TASK TO COMPLETE:
Search the listing for the string "сидит" and copy every line that contains it.

[Dataset items]
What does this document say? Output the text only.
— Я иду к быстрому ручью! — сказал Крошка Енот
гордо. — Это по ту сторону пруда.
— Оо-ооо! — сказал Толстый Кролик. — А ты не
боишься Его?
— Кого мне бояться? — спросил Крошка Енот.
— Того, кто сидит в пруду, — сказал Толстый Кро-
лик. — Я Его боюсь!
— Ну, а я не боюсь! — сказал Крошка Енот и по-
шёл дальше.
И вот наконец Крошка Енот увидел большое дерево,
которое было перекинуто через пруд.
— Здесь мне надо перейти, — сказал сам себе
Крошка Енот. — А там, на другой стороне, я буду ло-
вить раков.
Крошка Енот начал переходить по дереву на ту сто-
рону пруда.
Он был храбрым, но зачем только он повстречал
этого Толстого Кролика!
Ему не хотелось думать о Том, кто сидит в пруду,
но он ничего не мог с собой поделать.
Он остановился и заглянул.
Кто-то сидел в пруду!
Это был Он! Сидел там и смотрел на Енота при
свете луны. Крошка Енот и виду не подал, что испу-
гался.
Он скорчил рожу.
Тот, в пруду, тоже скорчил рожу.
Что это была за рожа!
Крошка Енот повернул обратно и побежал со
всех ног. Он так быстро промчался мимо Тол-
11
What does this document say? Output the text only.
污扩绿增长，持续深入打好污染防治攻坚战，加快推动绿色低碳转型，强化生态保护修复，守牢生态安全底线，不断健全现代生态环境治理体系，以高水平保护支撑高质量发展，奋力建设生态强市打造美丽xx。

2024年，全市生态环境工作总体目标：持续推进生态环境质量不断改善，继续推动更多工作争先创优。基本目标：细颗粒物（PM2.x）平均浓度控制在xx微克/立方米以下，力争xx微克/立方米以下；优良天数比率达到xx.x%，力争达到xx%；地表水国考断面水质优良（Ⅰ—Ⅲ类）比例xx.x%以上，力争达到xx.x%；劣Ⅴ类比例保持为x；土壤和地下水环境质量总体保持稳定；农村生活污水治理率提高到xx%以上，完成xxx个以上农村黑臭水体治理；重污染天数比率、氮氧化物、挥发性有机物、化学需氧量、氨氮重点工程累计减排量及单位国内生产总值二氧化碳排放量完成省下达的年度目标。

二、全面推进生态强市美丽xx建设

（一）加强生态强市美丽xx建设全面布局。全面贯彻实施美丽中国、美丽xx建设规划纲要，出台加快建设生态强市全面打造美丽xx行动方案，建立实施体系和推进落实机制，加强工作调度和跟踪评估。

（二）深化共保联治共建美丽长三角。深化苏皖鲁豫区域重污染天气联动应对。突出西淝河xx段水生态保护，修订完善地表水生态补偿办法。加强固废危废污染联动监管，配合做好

RESULT FOR THIS TASK:
— Того, кто сидит в пруду, — сказал Толстый Кро-
Ему не хотелось думать о Том, кто сидит в пруду,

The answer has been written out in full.